----- Data for the task

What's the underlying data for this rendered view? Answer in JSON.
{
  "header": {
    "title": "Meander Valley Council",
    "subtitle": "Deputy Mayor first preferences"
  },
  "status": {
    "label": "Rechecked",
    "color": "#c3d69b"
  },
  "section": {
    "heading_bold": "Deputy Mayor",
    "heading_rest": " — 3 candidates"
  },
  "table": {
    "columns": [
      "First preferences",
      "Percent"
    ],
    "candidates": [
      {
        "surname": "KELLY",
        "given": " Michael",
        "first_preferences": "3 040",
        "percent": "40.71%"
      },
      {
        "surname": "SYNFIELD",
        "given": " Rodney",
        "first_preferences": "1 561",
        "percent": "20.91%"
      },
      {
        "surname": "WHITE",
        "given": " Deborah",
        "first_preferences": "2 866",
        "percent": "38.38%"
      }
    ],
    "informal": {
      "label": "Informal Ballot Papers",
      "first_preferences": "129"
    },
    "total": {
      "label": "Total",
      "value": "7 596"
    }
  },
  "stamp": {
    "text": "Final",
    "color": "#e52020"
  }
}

----------

Objective: All of the records must be retyped exactly as they are.

Answer:
What's the underlying data for this rendered view? Answer in JSON.
{
  "header": {
    "title": "Meander Valley Council",
    "subtitle": "Deputy Mayor first preferences"
  },
  "status": {
    "label": "Rechecked",
    "color": "#c3d69b"
  },
  "section": {
    "heading_bold": "Deputy Mayor",
    "heading_rest": " — 3 candidates"
  },
  "table": {
    "columns": [
      "First preferences",
      "Percent"
    ],
    "candidates": [
      {
        "surname": "KELLY",
        "given": " Michael",
        "first_preferences": "3 040",
        "percent": "40.71%"
      },
      {
        "surname": "SYNFIELD",
        "given": " Rodney",
        "first_preferences": "1 561",
        "percent": "20.91%"
      },
      {
        "surname": "WHITE",
        "given": " Deborah",
        "first_preferences": "2 866",
        "percent": "38.38%"
      }
    ],
    "informal": {
      "label": "Informal Ballot Papers",
      "first_preferences": "129"
    },
    "total": {
      "label": "Total",
      "value": "7 596"
    }
  },
  "stamp": {
    "text": "Final",
    "color": "#e52020"
  }
}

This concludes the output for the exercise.